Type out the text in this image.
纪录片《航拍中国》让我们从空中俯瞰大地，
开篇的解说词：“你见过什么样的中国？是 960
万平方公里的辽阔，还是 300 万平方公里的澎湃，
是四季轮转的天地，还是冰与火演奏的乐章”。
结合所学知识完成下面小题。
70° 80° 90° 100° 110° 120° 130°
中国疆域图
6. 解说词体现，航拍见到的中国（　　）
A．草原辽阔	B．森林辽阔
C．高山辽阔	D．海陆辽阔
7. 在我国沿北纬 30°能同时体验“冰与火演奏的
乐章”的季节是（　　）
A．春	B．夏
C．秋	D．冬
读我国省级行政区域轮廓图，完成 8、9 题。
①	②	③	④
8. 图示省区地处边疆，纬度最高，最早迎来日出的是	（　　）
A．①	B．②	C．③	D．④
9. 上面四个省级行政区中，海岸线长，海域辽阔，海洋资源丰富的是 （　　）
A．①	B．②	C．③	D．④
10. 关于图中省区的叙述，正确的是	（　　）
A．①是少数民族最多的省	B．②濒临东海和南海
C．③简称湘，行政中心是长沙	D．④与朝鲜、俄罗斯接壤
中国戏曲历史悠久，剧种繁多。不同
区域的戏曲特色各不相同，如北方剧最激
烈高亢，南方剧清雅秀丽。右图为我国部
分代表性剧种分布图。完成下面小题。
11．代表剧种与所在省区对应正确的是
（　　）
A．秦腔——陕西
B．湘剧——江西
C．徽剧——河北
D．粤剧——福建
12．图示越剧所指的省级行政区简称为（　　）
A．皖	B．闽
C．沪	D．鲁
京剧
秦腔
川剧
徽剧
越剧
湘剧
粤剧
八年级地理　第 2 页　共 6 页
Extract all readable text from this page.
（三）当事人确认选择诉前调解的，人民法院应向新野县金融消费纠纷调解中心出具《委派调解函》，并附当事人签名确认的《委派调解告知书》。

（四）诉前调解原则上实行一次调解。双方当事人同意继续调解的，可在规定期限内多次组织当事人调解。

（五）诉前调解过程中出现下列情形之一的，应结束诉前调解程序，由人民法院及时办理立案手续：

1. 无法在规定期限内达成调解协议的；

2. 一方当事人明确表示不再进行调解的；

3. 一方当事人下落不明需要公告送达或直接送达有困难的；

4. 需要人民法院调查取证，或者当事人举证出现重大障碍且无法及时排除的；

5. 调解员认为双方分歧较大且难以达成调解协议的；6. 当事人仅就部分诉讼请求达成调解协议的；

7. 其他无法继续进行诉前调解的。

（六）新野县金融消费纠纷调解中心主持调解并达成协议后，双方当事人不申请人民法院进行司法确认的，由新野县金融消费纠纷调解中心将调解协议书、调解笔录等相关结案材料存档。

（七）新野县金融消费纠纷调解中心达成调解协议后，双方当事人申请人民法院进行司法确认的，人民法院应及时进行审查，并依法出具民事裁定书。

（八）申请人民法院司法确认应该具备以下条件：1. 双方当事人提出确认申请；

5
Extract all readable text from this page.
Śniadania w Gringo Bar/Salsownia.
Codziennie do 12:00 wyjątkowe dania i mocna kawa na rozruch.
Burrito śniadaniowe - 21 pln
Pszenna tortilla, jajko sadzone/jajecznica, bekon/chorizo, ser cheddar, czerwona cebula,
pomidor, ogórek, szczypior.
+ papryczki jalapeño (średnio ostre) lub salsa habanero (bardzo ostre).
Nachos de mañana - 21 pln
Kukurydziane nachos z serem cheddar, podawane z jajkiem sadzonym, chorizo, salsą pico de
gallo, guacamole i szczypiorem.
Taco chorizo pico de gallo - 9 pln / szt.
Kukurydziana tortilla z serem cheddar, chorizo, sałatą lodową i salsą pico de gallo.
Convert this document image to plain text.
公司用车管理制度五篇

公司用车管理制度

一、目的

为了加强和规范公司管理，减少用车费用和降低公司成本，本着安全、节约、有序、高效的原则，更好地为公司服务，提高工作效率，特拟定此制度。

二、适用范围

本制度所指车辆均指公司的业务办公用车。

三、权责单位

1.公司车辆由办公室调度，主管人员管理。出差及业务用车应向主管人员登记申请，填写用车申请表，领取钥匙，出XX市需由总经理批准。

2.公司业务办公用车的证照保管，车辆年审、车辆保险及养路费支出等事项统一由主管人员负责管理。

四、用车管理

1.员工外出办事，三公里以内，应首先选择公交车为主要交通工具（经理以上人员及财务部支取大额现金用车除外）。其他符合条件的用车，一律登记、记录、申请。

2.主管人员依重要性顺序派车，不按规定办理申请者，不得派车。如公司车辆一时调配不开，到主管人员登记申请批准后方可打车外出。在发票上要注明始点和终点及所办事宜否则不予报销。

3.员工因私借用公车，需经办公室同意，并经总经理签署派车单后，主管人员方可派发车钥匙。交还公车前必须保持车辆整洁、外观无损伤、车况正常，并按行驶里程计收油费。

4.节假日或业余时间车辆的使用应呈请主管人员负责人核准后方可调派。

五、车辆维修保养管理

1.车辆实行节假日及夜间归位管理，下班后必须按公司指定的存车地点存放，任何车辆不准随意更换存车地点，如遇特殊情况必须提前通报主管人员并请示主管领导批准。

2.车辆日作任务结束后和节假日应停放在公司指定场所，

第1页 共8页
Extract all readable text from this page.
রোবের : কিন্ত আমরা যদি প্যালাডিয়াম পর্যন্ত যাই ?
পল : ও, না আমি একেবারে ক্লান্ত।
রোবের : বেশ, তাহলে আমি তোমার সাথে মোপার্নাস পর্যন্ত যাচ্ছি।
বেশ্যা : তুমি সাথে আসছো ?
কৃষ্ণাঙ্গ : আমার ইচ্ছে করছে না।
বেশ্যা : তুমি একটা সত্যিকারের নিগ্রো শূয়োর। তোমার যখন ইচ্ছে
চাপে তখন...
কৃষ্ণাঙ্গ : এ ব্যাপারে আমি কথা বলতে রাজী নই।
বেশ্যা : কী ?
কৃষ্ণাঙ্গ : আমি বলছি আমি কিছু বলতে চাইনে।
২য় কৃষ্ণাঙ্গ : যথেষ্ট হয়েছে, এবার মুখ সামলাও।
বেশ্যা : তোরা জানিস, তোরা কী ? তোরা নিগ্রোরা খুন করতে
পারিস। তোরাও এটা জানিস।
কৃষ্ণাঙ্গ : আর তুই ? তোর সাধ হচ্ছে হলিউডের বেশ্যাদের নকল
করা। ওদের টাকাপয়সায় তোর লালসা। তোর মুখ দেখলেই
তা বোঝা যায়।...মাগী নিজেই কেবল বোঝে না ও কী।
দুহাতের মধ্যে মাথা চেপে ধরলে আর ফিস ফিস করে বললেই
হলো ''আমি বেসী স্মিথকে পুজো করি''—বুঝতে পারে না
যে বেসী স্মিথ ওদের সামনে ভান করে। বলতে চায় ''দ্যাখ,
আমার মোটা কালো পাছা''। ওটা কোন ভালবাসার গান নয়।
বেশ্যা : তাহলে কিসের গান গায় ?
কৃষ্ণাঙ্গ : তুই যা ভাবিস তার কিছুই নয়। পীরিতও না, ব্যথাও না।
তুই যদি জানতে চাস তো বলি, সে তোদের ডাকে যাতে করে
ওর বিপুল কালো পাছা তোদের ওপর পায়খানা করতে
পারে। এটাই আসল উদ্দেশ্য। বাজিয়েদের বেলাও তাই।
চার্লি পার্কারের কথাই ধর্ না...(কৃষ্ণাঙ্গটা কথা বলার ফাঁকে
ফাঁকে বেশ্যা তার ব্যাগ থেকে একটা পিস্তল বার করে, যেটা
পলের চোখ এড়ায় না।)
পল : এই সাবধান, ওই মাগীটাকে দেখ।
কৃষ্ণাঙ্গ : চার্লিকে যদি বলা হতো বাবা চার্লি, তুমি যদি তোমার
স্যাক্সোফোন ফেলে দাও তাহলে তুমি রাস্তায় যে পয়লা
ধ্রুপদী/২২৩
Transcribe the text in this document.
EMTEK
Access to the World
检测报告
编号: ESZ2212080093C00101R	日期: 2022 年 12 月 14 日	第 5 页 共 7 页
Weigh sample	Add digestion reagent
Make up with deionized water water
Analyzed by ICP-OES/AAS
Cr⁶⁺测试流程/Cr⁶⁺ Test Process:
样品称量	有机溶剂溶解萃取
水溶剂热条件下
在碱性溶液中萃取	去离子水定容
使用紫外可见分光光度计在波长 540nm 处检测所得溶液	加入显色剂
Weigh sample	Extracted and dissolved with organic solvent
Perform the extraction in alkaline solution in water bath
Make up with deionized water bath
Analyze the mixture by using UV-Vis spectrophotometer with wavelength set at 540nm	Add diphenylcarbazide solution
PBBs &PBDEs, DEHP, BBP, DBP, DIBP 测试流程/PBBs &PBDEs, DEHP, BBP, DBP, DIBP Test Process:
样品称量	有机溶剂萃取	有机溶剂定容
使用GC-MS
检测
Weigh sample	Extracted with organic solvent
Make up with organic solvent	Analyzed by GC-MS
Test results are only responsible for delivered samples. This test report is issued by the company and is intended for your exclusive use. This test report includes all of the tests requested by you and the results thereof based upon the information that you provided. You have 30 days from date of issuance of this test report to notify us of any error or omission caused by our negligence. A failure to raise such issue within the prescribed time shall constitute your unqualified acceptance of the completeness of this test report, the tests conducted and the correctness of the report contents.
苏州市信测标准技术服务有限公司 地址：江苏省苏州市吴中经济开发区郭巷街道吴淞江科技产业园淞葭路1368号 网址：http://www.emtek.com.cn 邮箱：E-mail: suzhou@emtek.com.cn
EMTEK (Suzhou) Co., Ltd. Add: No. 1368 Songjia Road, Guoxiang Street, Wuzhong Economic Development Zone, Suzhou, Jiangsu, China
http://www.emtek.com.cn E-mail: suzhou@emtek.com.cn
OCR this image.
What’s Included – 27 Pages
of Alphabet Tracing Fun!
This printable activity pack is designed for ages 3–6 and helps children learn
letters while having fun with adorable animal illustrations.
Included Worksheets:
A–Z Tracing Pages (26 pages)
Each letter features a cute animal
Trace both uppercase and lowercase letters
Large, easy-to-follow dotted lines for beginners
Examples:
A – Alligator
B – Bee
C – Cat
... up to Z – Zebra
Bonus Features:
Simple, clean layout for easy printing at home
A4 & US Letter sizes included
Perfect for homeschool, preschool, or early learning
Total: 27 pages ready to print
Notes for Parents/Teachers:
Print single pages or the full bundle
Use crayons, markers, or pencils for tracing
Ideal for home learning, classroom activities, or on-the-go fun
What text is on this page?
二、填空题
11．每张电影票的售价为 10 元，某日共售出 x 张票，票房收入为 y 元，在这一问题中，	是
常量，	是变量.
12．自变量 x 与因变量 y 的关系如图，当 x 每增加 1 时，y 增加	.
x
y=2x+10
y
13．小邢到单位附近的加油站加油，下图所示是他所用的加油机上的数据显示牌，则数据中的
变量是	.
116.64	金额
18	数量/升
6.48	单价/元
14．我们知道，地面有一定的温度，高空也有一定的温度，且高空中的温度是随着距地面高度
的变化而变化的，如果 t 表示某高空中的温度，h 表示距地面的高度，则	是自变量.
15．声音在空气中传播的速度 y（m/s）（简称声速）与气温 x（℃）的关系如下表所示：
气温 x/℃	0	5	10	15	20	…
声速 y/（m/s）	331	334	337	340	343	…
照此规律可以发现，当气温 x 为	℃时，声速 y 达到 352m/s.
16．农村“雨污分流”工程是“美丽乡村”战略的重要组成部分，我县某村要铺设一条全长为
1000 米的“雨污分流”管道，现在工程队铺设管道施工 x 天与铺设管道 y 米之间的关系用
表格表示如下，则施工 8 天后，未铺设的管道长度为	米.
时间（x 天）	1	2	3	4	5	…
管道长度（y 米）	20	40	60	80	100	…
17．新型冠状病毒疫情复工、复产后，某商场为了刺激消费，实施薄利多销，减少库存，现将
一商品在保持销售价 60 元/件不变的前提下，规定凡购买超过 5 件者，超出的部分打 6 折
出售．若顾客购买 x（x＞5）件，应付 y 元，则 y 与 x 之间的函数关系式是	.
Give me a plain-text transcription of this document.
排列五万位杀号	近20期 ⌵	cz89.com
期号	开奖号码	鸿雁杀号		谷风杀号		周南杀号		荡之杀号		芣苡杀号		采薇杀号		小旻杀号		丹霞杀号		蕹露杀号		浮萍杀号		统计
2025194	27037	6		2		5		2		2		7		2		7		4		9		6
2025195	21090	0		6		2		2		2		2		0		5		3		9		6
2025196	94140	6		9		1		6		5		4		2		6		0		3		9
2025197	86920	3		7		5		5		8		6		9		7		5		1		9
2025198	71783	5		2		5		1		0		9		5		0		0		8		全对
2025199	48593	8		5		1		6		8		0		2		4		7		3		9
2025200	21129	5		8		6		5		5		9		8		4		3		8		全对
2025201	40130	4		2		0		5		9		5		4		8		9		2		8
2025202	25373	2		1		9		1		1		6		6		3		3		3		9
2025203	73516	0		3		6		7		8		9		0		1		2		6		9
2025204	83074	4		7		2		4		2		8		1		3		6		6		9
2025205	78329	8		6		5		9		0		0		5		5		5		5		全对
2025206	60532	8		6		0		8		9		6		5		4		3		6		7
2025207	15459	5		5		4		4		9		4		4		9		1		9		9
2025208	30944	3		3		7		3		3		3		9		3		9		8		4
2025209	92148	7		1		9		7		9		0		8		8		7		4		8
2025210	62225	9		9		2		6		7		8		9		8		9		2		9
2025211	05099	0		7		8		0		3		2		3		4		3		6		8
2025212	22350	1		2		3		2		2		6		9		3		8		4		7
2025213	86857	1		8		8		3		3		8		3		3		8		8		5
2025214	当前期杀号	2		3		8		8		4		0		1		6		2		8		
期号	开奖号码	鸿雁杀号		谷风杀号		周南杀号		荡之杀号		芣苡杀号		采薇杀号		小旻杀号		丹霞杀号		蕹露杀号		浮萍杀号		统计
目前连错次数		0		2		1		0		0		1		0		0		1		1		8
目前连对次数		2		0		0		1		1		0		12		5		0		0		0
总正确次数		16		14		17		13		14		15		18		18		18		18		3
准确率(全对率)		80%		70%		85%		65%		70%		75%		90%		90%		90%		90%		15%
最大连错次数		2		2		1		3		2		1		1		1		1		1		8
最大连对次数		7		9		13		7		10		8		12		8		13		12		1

_ _ _ _ _ _ _

**REQUEST**
Tally how many lines of the records hold the word "serem". Answer with the number only.

**CORRECT RESPONSE**
2